[Extracted records]
* BEGIN *

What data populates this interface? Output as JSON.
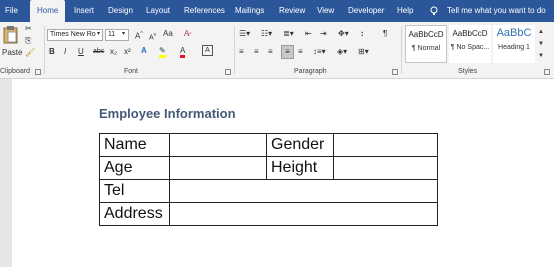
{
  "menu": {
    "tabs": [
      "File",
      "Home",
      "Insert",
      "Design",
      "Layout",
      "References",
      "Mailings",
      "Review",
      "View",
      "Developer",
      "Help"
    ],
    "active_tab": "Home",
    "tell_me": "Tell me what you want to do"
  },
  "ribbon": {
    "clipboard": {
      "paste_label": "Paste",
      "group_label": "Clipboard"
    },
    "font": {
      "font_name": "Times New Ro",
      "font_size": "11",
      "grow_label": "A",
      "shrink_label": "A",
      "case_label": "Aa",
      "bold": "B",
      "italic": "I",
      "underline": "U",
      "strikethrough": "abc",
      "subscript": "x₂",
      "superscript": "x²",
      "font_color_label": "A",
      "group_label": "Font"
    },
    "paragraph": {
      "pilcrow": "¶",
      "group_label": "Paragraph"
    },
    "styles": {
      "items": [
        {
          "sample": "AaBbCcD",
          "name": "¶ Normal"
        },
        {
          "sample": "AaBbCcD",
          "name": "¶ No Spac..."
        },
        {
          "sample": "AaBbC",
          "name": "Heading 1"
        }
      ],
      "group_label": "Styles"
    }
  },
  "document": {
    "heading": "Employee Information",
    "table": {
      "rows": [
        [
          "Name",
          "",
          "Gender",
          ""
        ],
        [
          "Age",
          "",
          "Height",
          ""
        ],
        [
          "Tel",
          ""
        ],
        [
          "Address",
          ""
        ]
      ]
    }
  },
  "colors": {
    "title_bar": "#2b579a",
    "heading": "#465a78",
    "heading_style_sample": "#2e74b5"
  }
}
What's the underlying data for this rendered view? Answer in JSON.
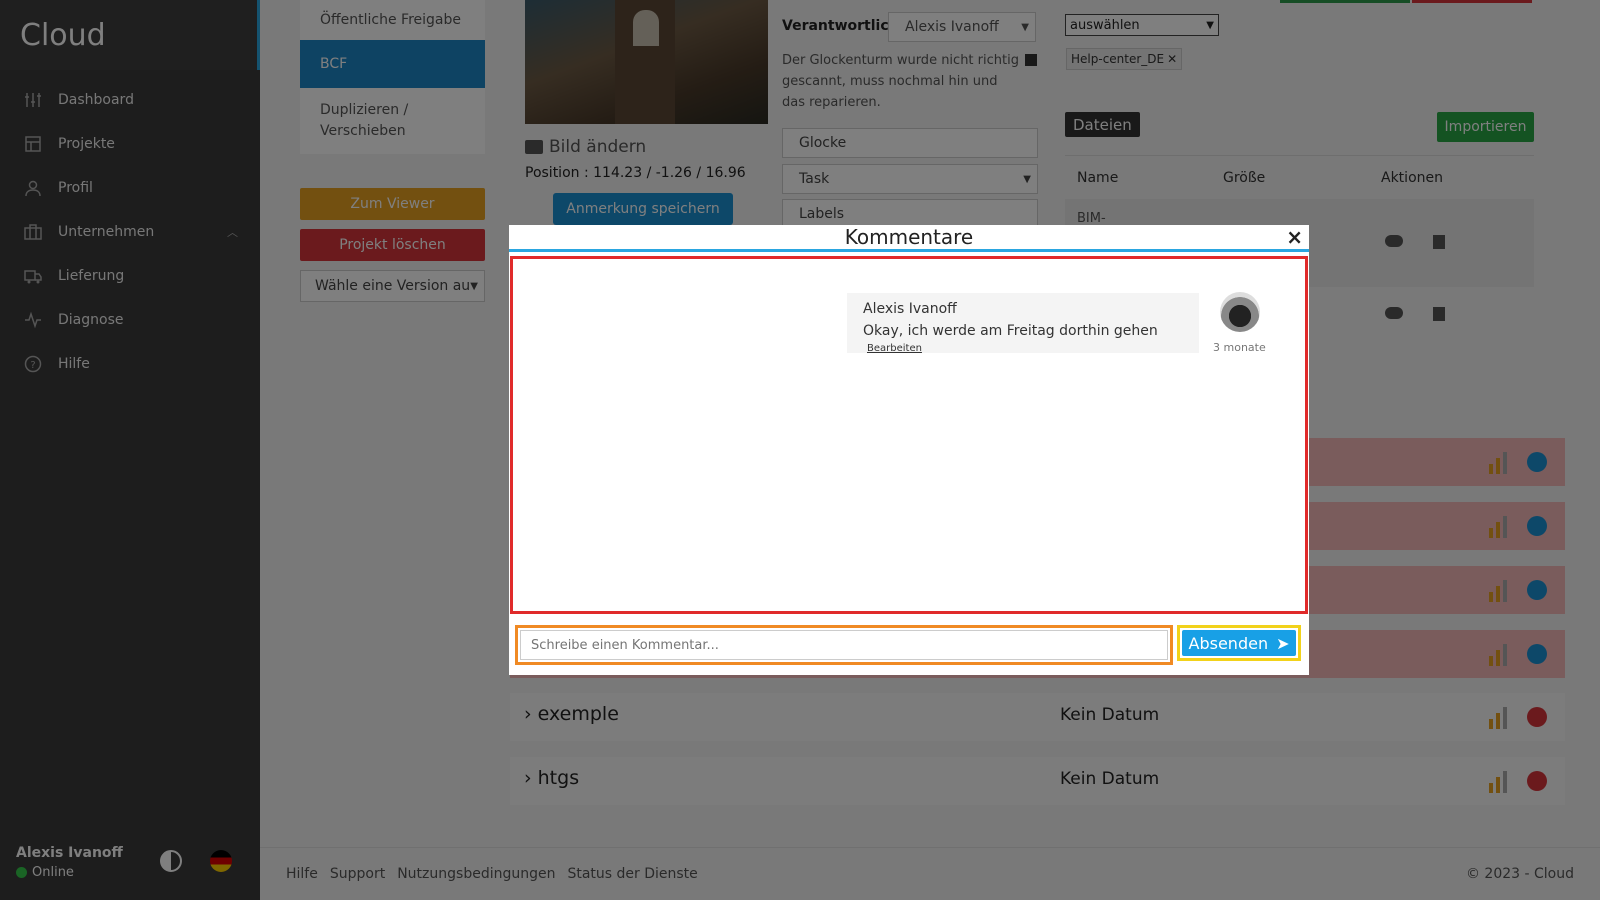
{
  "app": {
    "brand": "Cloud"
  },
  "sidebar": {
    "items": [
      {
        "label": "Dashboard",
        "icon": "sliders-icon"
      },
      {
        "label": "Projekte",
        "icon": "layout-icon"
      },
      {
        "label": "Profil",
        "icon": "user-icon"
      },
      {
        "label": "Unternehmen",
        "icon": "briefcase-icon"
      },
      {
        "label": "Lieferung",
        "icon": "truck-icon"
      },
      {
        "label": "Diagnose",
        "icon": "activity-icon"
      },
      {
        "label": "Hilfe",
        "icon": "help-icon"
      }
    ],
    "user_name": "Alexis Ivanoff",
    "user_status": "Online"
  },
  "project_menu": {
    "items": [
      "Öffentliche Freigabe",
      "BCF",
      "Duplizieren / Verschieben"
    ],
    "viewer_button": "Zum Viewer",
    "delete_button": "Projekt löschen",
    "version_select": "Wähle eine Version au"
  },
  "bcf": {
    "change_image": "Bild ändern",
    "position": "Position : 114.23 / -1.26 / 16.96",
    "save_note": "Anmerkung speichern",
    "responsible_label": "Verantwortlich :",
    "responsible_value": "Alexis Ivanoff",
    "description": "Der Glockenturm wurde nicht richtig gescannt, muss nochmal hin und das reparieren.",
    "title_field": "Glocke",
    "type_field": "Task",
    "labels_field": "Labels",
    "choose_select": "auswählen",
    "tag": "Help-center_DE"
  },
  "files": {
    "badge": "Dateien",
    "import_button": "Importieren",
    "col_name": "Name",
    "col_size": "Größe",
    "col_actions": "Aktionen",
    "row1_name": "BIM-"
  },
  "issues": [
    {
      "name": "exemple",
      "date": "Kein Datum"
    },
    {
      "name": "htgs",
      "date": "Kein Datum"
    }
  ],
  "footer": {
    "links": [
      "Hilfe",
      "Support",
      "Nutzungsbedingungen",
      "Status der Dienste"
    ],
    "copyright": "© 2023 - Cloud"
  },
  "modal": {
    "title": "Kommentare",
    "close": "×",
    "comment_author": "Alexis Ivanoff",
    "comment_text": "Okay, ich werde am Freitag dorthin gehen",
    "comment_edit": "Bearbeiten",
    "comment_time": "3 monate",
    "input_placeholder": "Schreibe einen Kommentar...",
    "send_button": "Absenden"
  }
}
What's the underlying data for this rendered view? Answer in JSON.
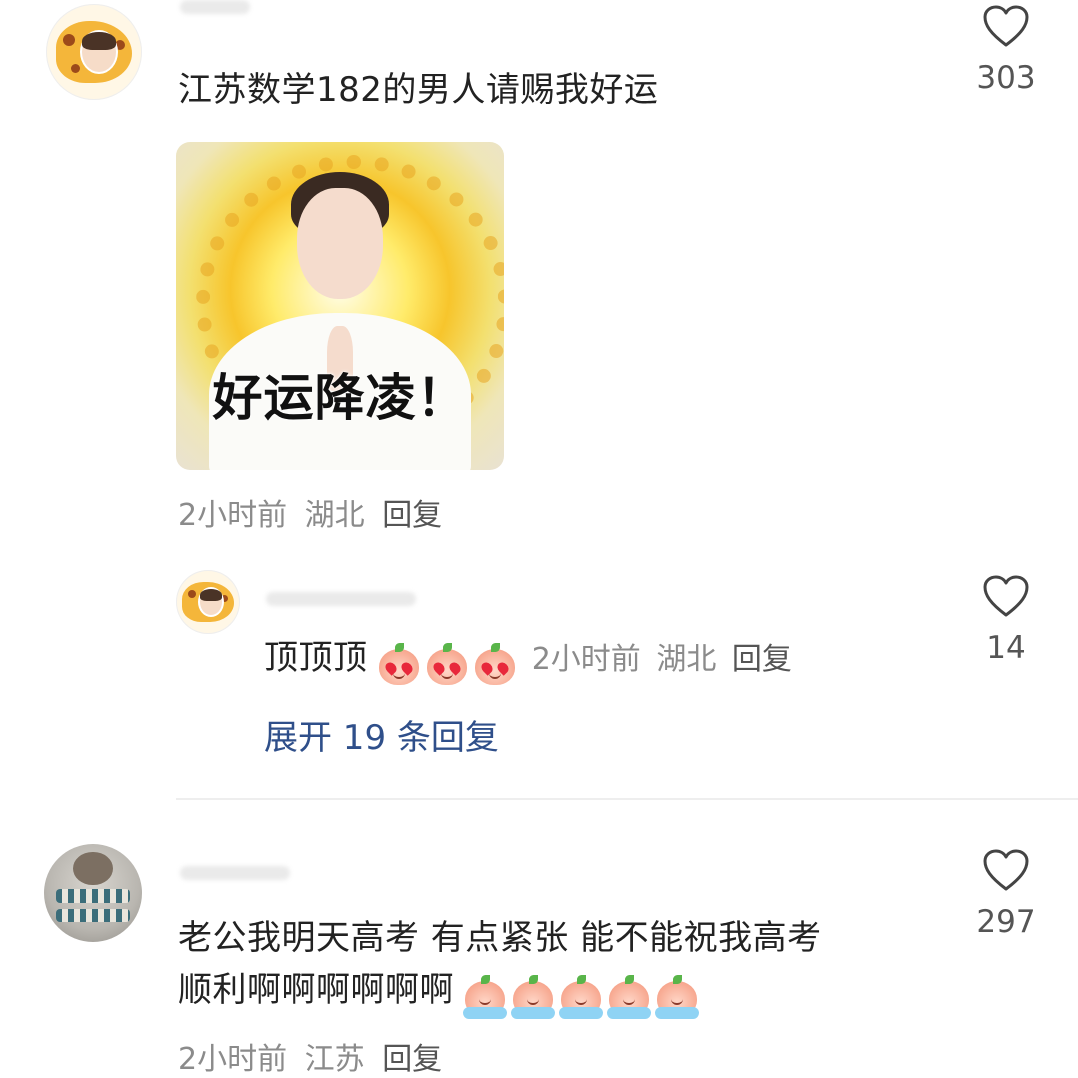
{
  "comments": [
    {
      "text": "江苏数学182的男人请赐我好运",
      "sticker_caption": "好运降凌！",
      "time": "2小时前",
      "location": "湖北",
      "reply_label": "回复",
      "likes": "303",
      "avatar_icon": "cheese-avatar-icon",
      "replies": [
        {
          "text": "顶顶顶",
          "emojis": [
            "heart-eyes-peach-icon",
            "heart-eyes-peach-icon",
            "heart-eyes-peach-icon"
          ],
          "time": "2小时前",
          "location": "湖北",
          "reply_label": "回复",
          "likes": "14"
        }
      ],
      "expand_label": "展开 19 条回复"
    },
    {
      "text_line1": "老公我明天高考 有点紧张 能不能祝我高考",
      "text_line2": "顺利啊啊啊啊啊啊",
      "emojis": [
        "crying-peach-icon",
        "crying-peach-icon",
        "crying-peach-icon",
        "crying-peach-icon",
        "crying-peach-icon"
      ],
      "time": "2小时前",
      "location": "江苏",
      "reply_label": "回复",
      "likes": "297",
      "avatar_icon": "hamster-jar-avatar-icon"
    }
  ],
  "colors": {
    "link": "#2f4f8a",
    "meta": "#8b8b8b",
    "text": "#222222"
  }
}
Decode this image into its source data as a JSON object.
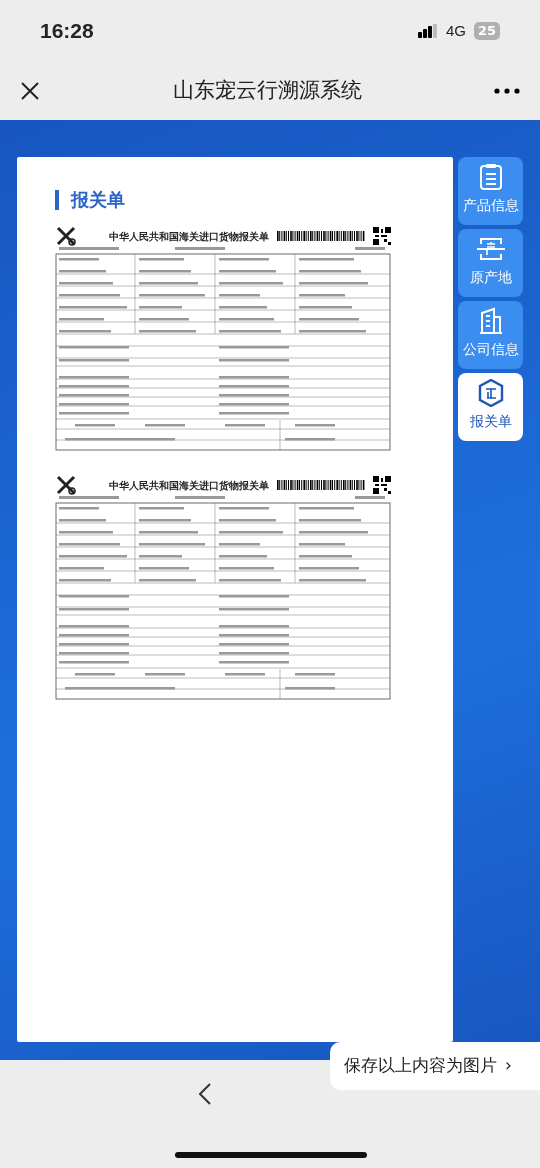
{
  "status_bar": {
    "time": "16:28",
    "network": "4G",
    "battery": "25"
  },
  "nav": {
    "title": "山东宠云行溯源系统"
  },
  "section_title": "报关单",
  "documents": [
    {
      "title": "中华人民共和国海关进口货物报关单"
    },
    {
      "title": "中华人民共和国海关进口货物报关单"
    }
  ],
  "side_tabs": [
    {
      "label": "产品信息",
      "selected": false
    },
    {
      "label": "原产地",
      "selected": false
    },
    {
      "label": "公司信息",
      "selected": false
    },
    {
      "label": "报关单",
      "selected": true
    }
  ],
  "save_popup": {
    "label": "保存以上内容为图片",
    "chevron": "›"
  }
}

* END *

■ EXERCISE DETAILS ■
Find the word "data" in the entries above and gather every line that holds it.

■ SOLUTION TO THIS PROBLEM ■
What data populates this interface? Output as JSON.
What's the underlying data for this rendered view? Answer in JSON.
What's the underlying data for this rendered view? Answer in JSON.
Decode this image into its source data as a JSON object.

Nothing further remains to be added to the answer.